**DOCUMENT EXCERPT**:
Professor

Charles L. Briggs

University of California, Berkeley
Area
Social and Behavioral Sciences
Specialty
Anthropology and Archaeology
Elected
2023

Charles L. Briggs, a Distinguished Professor of Anthropology, holds the Alan Dundes Distinguished Chair in Folklore. A linguistic and medical anthropologist, he has published several books on epidemics and racialized inequities and is co-director of the Medical Anthropology Program and co-director of the Berkeley Center for Social Medicine.

His interests include philosophical and ethnographic issues regarding how bodies, media, viruses and bacteria, narratives and songs, and race constantly get mixed up, sometimes fatally. He has engaged these issues by investigating epidemics of cholera and rabies in Venezuela, collaborating with patients, parents, doctors, nurses, healers, and epidemiologists to figure out why so many people die from preventable diseases. His concern with infectiousness spreads from microbes to narratives, to thinking about how stories about cholera, rabies, H1N1, Ebola, diabetes, and COVID-19 are produced and ways that their social lives shape the imaginations of policymakers, clinicians, journalists, and publics.

Briggs's books range from Learning to Ask (1986) - in which he proposed new techniques for designing, implementing, and analyzing interview-based research - to Unlearning Rethinking Poetics, Pandemics, and the Politics of Knowledge (2021) - which offers students, emerging scholars, and veteran researchers alike a guide for turning ethnographic objects into provocations for transforming time-worn theories and objects of analysis into sources of scholarly creativity, deep personal engagement, and efforts to confront unconscionable racial inequities.

**DATA SECTION**:

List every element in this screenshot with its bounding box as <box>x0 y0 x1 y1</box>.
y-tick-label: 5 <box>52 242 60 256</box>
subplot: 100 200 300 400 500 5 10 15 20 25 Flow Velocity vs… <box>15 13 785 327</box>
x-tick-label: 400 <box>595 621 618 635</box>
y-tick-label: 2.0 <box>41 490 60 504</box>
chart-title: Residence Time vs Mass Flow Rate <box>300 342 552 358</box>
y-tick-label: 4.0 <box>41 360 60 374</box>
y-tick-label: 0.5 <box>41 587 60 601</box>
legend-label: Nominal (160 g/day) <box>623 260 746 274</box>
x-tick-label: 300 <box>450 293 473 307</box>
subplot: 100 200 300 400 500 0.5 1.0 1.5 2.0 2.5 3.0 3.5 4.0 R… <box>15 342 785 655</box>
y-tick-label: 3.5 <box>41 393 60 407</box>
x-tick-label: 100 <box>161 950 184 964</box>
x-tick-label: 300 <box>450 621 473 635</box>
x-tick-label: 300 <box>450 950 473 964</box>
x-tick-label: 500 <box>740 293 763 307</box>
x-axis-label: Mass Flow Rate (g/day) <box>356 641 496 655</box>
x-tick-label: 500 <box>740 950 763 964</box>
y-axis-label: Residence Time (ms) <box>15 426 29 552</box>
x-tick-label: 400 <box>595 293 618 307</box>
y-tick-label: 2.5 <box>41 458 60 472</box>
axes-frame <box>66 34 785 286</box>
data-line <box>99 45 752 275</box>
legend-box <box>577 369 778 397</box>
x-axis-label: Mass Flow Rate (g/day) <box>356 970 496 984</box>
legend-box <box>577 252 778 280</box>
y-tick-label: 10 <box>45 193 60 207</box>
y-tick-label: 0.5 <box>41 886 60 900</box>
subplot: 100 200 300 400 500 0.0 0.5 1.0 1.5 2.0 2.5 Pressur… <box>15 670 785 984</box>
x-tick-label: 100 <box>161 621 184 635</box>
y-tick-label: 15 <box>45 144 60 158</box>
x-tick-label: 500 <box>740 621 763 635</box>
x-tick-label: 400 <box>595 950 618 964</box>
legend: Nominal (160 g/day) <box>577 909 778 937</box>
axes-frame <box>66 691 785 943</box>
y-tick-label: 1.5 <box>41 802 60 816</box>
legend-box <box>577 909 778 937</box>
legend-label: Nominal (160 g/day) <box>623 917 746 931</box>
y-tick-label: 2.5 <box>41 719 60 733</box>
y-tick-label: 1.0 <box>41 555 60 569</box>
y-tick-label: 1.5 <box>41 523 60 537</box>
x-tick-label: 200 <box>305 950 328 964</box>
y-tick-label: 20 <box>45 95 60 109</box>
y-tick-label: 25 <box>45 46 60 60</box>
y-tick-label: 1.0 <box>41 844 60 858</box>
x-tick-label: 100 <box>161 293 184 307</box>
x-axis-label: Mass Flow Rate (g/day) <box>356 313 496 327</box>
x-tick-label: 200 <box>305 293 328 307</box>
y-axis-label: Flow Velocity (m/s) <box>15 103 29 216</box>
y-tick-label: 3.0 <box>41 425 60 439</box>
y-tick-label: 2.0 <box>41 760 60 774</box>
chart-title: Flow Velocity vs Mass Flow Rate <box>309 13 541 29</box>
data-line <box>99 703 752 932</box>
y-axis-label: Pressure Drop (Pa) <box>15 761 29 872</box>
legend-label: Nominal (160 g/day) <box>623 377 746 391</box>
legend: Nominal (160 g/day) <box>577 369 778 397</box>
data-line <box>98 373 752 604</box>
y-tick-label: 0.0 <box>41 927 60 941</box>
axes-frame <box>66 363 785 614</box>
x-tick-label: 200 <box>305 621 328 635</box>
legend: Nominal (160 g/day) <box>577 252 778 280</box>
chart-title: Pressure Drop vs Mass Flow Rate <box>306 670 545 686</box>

**EXERCISE DESCRIPTION**:
From the profile of Charles L. Briggs above, copy the passage from "Charles L. Briggs, a" to "for Social Medicine.".

**TASK ANSWER**:
Charles L. Briggs, a Distinguished Professor of Anthropology, holds the Alan Dundes Distinguished Chair in Folklore. A linguistic and medical anthropologist, he has published several books on epidemics and racialized inequities and is co-director of the Medical Anthropology Program and co-director of the Berkeley Center for Social Medicine.